Please write the listing below out again exactly, leaving every picture behind.

--- start of Records supplied ---

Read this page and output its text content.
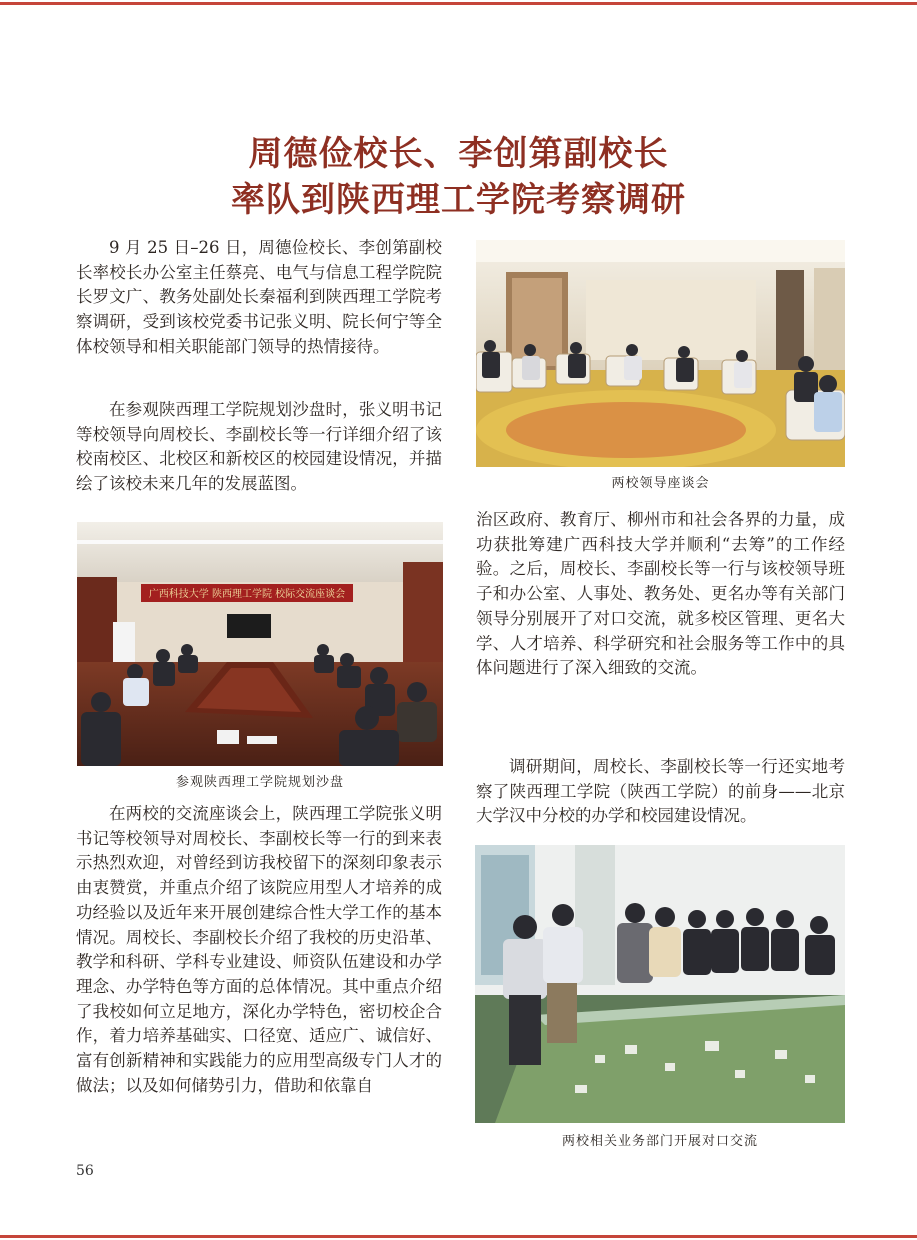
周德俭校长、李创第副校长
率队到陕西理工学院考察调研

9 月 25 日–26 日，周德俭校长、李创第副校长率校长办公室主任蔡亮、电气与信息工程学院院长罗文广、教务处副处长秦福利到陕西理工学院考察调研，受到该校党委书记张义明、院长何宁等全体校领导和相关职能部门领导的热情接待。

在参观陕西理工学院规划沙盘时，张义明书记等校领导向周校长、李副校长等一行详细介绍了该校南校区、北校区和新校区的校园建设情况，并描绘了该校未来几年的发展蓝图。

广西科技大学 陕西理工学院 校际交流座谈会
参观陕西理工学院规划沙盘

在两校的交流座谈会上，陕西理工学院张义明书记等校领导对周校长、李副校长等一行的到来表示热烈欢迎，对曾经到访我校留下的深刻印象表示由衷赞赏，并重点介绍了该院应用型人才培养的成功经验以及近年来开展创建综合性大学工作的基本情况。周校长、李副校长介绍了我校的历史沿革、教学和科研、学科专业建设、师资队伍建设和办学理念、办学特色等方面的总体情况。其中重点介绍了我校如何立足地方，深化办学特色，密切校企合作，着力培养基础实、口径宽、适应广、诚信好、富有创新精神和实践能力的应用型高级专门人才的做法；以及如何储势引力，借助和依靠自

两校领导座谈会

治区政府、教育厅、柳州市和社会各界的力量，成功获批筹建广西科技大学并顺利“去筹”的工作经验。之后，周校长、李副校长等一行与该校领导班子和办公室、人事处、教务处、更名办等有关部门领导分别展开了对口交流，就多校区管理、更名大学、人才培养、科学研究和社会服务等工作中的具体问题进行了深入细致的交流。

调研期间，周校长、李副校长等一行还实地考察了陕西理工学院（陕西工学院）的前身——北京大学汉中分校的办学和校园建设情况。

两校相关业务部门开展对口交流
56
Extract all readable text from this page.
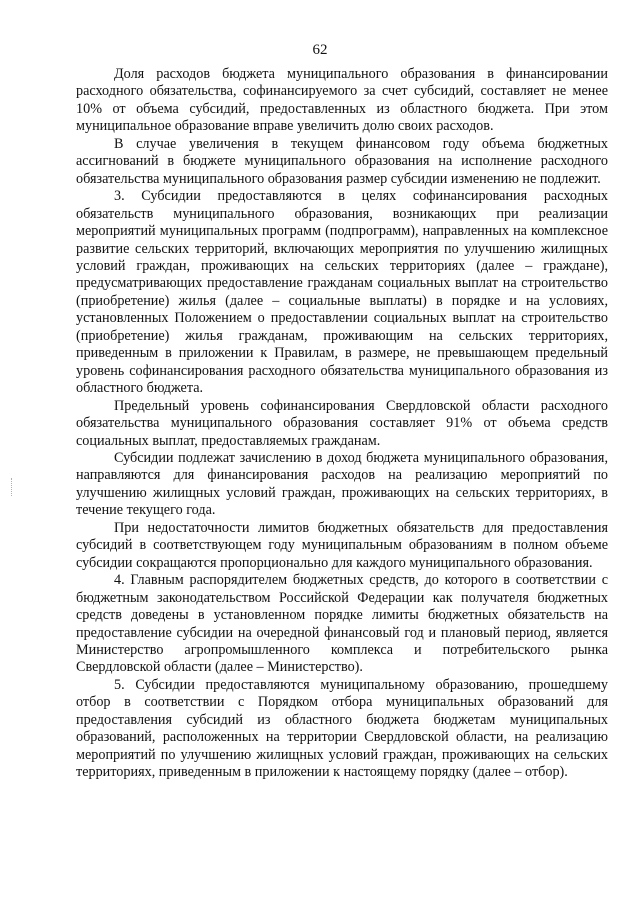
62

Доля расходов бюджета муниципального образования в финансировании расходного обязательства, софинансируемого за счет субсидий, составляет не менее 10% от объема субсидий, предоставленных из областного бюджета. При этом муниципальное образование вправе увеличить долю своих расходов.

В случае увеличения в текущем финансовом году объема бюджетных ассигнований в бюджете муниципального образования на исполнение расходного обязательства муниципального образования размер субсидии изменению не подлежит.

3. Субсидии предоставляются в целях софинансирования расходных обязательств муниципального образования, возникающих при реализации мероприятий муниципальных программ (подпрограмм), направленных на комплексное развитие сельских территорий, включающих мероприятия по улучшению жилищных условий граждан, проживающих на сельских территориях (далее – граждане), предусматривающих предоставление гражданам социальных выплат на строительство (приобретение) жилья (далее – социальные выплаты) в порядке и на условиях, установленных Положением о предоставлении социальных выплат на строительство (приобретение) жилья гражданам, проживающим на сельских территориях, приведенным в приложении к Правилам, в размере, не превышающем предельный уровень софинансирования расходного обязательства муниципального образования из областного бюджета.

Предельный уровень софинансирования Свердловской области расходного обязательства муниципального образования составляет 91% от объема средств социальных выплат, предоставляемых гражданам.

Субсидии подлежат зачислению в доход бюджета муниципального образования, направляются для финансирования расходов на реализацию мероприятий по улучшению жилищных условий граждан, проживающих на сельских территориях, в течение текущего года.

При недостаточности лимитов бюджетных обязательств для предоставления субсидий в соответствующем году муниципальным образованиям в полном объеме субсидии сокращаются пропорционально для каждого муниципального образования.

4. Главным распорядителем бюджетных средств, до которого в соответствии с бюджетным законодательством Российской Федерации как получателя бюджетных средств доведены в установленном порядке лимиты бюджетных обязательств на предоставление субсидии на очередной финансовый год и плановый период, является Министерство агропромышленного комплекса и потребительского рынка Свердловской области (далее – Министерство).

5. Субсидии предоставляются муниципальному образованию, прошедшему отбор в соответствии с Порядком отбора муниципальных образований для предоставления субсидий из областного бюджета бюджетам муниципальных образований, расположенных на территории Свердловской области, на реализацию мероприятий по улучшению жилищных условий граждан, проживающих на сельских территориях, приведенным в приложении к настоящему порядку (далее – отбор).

--- end of Records supplied ---

**Task answer**:
Read this page and output its text content.
周德俭校长、李创第副校长
率队到陕西理工学院考察调研

9 月 25 日–26 日，周德俭校长、李创第副校长率校长办公室主任蔡亮、电气与信息工程学院院长罗文广、教务处副处长秦福利到陕西理工学院考察调研，受到该校党委书记张义明、院长何宁等全体校领导和相关职能部门领导的热情接待。

在参观陕西理工学院规划沙盘时，张义明书记等校领导向周校长、李副校长等一行详细介绍了该校南校区、北校区和新校区的校园建设情况，并描绘了该校未来几年的发展蓝图。

广西科技大学 陕西理工学院 校际交流座谈会
参观陕西理工学院规划沙盘

在两校的交流座谈会上，陕西理工学院张义明书记等校领导对周校长、李副校长等一行的到来表示热烈欢迎，对曾经到访我校留下的深刻印象表示由衷赞赏，并重点介绍了该院应用型人才培养的成功经验以及近年来开展创建综合性大学工作的基本情况。周校长、李副校长介绍了我校的历史沿革、教学和科研、学科专业建设、师资队伍建设和办学理念、办学特色等方面的总体情况。其中重点介绍了我校如何立足地方，深化办学特色，密切校企合作，着力培养基础实、口径宽、适应广、诚信好、富有创新精神和实践能力的应用型高级专门人才的做法；以及如何储势引力，借助和依靠自

两校领导座谈会

治区政府、教育厅、柳州市和社会各界的力量，成功获批筹建广西科技大学并顺利“去筹”的工作经验。之后，周校长、李副校长等一行与该校领导班子和办公室、人事处、教务处、更名办等有关部门领导分别展开了对口交流，就多校区管理、更名大学、人才培养、科学研究和社会服务等工作中的具体问题进行了深入细致的交流。

调研期间，周校长、李副校长等一行还实地考察了陕西理工学院（陕西工学院）的前身——北京大学汉中分校的办学和校园建设情况。

两校相关业务部门开展对口交流
56
Extract all readable text from this page.
62

Доля расходов бюджета муниципального образования в финансировании расходного обязательства, софинансируемого за счет субсидий, составляет не менее 10% от объема субсидий, предоставленных из областного бюджета. При этом муниципальное образование вправе увеличить долю своих расходов.

В случае увеличения в текущем финансовом году объема бюджетных ассигнований в бюджете муниципального образования на исполнение расходного обязательства муниципального образования размер субсидии изменению не подлежит.

3. Субсидии предоставляются в целях софинансирования расходных обязательств муниципального образования, возникающих при реализации мероприятий муниципальных программ (подпрограмм), направленных на комплексное развитие сельских территорий, включающих мероприятия по улучшению жилищных условий граждан, проживающих на сельских территориях (далее – граждане), предусматривающих предоставление гражданам социальных выплат на строительство (приобретение) жилья (далее – социальные выплаты) в порядке и на условиях, установленных Положением о предоставлении социальных выплат на строительство (приобретение) жилья гражданам, проживающим на сельских территориях, приведенным в приложении к Правилам, в размере, не превышающем предельный уровень софинансирования расходного обязательства муниципального образования из областного бюджета.

Предельный уровень софинансирования Свердловской области расходного обязательства муниципального образования составляет 91% от объема средств социальных выплат, предоставляемых гражданам.

Субсидии подлежат зачислению в доход бюджета муниципального образования, направляются для финансирования расходов на реализацию мероприятий по улучшению жилищных условий граждан, проживающих на сельских территориях, в течение текущего года.

При недостаточности лимитов бюджетных обязательств для предоставления субсидий в соответствующем году муниципальным образованиям в полном объеме субсидии сокращаются пропорционально для каждого муниципального образования.

4. Главным распорядителем бюджетных средств, до которого в соответствии с бюджетным законодательством Российской Федерации как получателя бюджетных средств доведены в установленном порядке лимиты бюджетных обязательств на предоставление субсидии на очередной финансовый год и плановый период, является Министерство агропромышленного комплекса и потребительского рынка Свердловской области (далее – Министерство).

5. Субсидии предоставляются муниципальному образованию, прошедшему отбор в соответствии с Порядком отбора муниципальных образований для предоставления субсидий из областного бюджета бюджетам муниципальных образований, расположенных на территории Свердловской области, на реализацию мероприятий по улучшению жилищных условий граждан, проживающих на сельских территориях, приведенным в приложении к настоящему порядку (далее – отбор).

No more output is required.